▶ _PROBLEM_:
Could you filter the records below and keep only the lines with the word "this"?

** GIVEN INFORMATION follows **

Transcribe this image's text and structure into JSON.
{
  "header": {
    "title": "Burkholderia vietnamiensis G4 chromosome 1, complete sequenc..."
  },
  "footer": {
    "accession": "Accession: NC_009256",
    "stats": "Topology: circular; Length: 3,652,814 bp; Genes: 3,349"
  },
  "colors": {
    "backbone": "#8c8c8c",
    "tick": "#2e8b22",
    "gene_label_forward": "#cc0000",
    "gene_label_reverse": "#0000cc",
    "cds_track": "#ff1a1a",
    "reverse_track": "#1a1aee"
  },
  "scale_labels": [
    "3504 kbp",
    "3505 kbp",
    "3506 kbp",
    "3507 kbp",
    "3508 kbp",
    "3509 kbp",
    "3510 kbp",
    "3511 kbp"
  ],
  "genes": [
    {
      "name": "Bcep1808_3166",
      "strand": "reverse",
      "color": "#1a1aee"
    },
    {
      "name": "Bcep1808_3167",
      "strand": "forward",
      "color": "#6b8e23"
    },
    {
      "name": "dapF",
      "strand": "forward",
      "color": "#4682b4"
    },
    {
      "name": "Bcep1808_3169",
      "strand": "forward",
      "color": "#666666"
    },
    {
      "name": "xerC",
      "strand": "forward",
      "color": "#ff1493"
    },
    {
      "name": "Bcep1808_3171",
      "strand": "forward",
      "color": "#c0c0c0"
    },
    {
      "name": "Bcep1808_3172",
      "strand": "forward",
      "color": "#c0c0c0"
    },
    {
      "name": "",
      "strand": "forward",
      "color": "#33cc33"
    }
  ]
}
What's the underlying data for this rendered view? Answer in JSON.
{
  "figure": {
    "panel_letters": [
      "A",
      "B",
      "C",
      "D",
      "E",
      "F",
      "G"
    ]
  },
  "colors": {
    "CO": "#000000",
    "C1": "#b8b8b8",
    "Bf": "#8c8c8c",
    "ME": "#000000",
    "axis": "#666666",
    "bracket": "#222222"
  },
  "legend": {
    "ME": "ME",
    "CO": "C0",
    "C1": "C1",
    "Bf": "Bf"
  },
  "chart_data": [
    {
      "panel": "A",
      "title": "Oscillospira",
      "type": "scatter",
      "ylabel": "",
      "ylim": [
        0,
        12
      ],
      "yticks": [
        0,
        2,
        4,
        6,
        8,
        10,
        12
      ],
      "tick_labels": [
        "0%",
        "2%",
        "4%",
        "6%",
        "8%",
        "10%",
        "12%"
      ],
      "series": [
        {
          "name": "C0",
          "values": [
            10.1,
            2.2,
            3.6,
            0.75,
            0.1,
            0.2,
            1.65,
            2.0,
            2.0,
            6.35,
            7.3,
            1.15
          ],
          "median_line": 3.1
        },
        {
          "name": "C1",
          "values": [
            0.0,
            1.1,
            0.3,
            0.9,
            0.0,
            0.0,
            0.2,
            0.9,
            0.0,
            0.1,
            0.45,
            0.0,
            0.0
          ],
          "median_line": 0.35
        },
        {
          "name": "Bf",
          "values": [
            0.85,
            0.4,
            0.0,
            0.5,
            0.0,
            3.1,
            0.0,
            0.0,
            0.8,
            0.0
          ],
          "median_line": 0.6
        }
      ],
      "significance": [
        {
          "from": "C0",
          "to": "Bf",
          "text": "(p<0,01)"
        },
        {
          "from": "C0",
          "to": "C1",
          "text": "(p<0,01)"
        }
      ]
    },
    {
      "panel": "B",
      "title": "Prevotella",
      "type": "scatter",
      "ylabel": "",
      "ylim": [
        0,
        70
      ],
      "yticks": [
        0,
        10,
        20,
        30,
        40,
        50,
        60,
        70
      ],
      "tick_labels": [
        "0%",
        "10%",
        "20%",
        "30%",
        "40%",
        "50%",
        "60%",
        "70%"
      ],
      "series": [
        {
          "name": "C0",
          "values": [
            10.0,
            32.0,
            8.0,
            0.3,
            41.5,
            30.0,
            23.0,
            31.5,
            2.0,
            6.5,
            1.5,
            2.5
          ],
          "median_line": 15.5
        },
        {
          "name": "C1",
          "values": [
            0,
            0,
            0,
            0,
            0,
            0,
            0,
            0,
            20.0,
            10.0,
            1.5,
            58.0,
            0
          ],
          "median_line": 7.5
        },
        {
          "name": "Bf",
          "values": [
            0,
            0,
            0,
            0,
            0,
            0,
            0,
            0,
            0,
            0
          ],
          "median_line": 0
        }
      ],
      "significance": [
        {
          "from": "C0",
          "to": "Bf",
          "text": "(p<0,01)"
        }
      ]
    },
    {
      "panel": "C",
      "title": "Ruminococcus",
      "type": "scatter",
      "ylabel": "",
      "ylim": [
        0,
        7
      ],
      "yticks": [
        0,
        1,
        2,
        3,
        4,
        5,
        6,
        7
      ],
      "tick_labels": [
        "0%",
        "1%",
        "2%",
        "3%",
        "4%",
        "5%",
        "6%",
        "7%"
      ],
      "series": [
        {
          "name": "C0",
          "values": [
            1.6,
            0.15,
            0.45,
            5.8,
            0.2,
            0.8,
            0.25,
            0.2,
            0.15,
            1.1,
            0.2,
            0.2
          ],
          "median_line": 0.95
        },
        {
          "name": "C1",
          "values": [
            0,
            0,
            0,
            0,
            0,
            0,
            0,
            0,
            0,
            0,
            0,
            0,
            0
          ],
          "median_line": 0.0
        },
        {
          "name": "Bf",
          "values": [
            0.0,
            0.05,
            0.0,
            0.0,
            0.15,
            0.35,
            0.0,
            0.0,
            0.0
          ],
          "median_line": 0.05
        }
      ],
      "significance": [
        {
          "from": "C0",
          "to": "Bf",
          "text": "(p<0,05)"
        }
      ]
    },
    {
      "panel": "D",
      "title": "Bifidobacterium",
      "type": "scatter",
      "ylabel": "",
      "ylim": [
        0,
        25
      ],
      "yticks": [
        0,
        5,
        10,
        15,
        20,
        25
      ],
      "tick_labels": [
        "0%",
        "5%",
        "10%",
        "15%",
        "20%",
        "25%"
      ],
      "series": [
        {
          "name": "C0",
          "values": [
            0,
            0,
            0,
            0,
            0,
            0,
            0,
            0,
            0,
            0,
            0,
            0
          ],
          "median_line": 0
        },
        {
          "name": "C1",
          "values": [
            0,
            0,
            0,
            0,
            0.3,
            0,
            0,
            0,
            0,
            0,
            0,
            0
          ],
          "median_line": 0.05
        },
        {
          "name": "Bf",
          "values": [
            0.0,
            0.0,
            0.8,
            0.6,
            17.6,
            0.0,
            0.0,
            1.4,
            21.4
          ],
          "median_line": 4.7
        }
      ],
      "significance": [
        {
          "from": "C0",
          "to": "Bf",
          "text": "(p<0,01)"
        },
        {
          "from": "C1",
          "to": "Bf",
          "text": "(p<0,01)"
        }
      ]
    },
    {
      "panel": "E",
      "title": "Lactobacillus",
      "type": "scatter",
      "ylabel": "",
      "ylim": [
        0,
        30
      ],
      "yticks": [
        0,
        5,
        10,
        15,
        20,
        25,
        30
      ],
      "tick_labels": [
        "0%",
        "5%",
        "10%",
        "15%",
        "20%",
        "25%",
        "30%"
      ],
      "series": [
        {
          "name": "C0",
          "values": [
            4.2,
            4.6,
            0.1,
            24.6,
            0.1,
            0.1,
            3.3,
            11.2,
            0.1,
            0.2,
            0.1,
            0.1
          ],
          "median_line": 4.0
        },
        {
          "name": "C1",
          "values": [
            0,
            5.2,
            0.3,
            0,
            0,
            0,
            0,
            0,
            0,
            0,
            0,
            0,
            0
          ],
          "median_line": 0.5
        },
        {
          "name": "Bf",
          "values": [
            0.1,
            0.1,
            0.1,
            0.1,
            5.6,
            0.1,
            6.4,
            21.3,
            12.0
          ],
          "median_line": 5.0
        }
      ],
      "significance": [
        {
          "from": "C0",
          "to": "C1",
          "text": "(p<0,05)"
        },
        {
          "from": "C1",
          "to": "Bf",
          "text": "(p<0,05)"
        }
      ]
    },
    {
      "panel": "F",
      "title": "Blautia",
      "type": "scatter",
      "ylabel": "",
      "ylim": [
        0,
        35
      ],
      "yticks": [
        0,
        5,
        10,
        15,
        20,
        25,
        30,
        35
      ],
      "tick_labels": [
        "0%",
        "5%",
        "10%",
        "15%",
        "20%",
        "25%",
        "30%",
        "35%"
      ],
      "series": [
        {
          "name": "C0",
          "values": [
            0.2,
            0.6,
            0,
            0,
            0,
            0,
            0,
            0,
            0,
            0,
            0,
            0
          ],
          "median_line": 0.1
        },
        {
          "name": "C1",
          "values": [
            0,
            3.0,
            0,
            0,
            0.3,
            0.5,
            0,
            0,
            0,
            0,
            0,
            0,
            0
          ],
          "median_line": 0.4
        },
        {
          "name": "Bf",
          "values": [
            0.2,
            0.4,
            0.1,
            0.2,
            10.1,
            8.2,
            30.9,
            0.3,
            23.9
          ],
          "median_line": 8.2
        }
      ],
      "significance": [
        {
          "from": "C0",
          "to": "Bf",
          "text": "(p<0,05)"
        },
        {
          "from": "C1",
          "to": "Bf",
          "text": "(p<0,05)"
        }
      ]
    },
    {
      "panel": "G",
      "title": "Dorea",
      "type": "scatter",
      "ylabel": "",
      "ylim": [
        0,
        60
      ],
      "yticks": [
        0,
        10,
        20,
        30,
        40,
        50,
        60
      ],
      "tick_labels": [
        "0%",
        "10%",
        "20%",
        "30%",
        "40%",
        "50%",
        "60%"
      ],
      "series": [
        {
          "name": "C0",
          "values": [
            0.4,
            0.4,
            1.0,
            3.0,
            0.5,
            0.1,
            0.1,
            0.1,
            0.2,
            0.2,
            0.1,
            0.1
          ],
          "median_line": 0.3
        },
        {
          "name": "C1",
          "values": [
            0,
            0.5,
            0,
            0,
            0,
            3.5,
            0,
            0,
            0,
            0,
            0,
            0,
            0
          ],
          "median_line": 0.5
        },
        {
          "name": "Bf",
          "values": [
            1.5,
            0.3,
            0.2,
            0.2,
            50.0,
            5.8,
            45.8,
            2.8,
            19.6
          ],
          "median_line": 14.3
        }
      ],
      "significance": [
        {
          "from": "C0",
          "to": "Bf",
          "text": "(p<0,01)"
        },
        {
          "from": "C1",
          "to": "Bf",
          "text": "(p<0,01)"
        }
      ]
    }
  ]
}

** End of GIVEN INFORMATION **

▶ _RESULT BELOW_:
Transcribe this image's text and structure into JSON.
What's the underlying data for this rendered view? Answer in JSON.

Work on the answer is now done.